Task goal — Work out how many lines contain "ylabel". Reply with the count alone.

*****

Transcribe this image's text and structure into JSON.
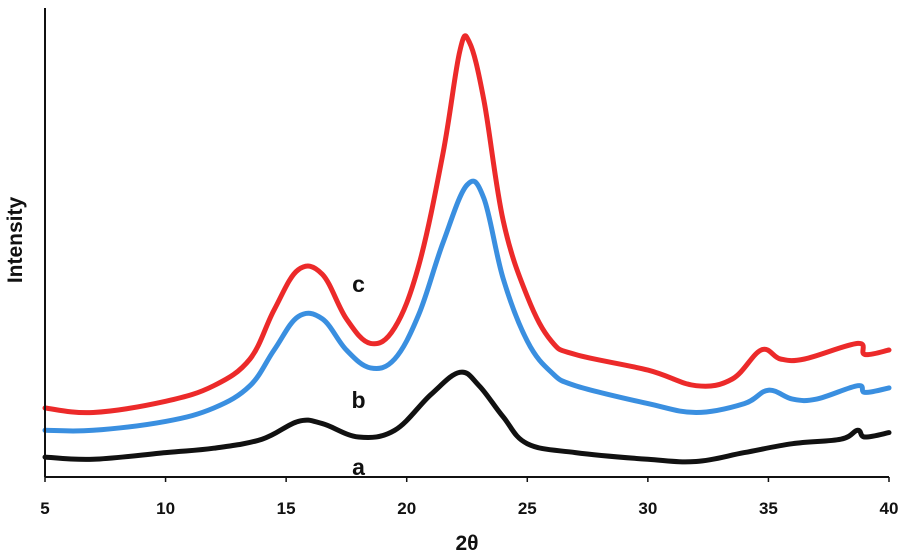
{
  "chart_data": {
    "type": "line",
    "xlabel": "2θ",
    "ylabel": "Intensity",
    "xlim": [
      5,
      40
    ],
    "ylim": [
      0,
      100
    ],
    "xticks": [
      "5",
      "10",
      "15",
      "20",
      "25",
      "30",
      "35",
      "40"
    ],
    "yticks_shown": false,
    "grid": false,
    "series": [
      {
        "name": "a",
        "color": "#111111",
        "points": [
          [
            5,
            2
          ],
          [
            7,
            1.5
          ],
          [
            10,
            3
          ],
          [
            12,
            4
          ],
          [
            14,
            6
          ],
          [
            15.5,
            10
          ],
          [
            16.5,
            9.5
          ],
          [
            18,
            6.5
          ],
          [
            19.5,
            8
          ],
          [
            21,
            16
          ],
          [
            22.2,
            21
          ],
          [
            23,
            18
          ],
          [
            24,
            11
          ],
          [
            25,
            5
          ],
          [
            27,
            3
          ],
          [
            30,
            1.5
          ],
          [
            32,
            1
          ],
          [
            34,
            3
          ],
          [
            36,
            5
          ],
          [
            38,
            6
          ],
          [
            38.7,
            8
          ],
          [
            39,
            6.5
          ],
          [
            40,
            7.5
          ]
        ]
      },
      {
        "name": "b",
        "color": "#3a8fe0",
        "points": [
          [
            5,
            8
          ],
          [
            7,
            8
          ],
          [
            10,
            10
          ],
          [
            12,
            13
          ],
          [
            13.5,
            18
          ],
          [
            14.5,
            26
          ],
          [
            15.5,
            33.5
          ],
          [
            16.5,
            33
          ],
          [
            17.5,
            26
          ],
          [
            18.5,
            22
          ],
          [
            19.5,
            24
          ],
          [
            20.5,
            34
          ],
          [
            21.5,
            50
          ],
          [
            22.5,
            63
          ],
          [
            23.2,
            60
          ],
          [
            24,
            42
          ],
          [
            25,
            28
          ],
          [
            26,
            21
          ],
          [
            27,
            18
          ],
          [
            30,
            14
          ],
          [
            32,
            12
          ],
          [
            34,
            14
          ],
          [
            35,
            17
          ],
          [
            36,
            15
          ],
          [
            37,
            15
          ],
          [
            38.7,
            18
          ],
          [
            39,
            16.5
          ],
          [
            40,
            17.5
          ]
        ]
      },
      {
        "name": "c",
        "color": "#ec2a2a",
        "points": [
          [
            5,
            13
          ],
          [
            7,
            12
          ],
          [
            10,
            14.5
          ],
          [
            12,
            18
          ],
          [
            13.5,
            24
          ],
          [
            14.5,
            35
          ],
          [
            15.5,
            44
          ],
          [
            16.5,
            43
          ],
          [
            17.5,
            33
          ],
          [
            18.5,
            27.5
          ],
          [
            19.5,
            31
          ],
          [
            20.5,
            45
          ],
          [
            21.5,
            70
          ],
          [
            22.2,
            93
          ],
          [
            22.6,
            95
          ],
          [
            23.2,
            82
          ],
          [
            24,
            55
          ],
          [
            25,
            38
          ],
          [
            26,
            28
          ],
          [
            27,
            25
          ],
          [
            30,
            21.5
          ],
          [
            32,
            18
          ],
          [
            33.5,
            19.5
          ],
          [
            34.7,
            26
          ],
          [
            35.5,
            24
          ],
          [
            36.5,
            24
          ],
          [
            38.7,
            27.5
          ],
          [
            39,
            25
          ],
          [
            40,
            26
          ]
        ]
      }
    ],
    "annotations": [
      {
        "text": "a",
        "x": 18,
        "y": -2
      },
      {
        "text": "b",
        "x": 18,
        "y": 13
      },
      {
        "text": "c",
        "x": 18,
        "y": 39
      }
    ]
  }
}
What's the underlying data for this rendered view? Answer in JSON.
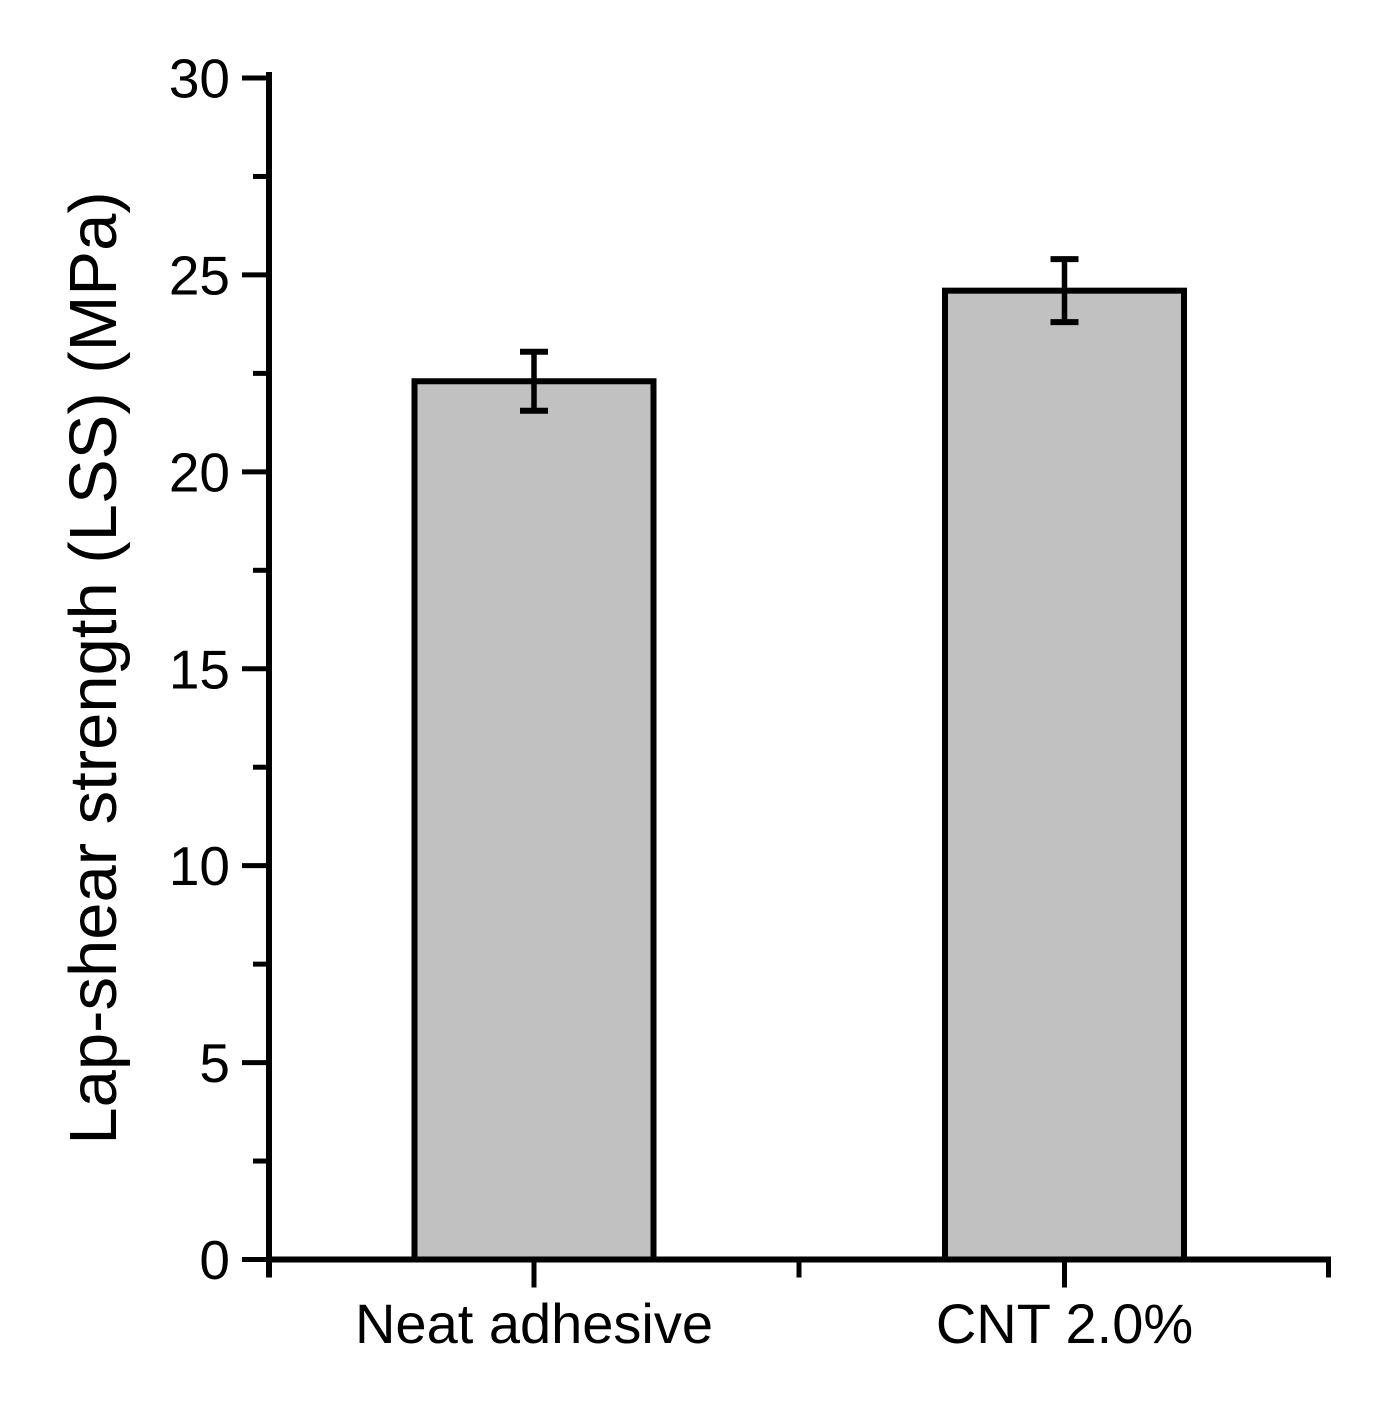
{
  "chart_data": {
    "type": "bar",
    "title": "",
    "categories": [
      "Neat adhesive",
      "CNT 2.0%"
    ],
    "values": [
      22.3,
      24.6
    ],
    "errors": [
      0.75,
      0.8
    ],
    "xlabel": "",
    "ylabel": "Lap-shear strength (LSS) (MPa)",
    "ylim": [
      0,
      30
    ],
    "y_major_ticks": [
      0,
      5,
      10,
      15,
      20,
      25,
      30
    ],
    "y_minor_ticks": [
      2.5,
      7.5,
      12.5,
      17.5,
      22.5,
      27.5
    ],
    "grid": false,
    "legend": false,
    "error_bar_style": "cap-both-ends",
    "colors": {
      "background": "#ffffff",
      "axis": "#000000",
      "tick": "#000000",
      "text": "#000000",
      "bar_fill": "#c1c1c1",
      "bar_edge": "#000000",
      "error_bar": "#000000"
    }
  }
}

*****

Response — 2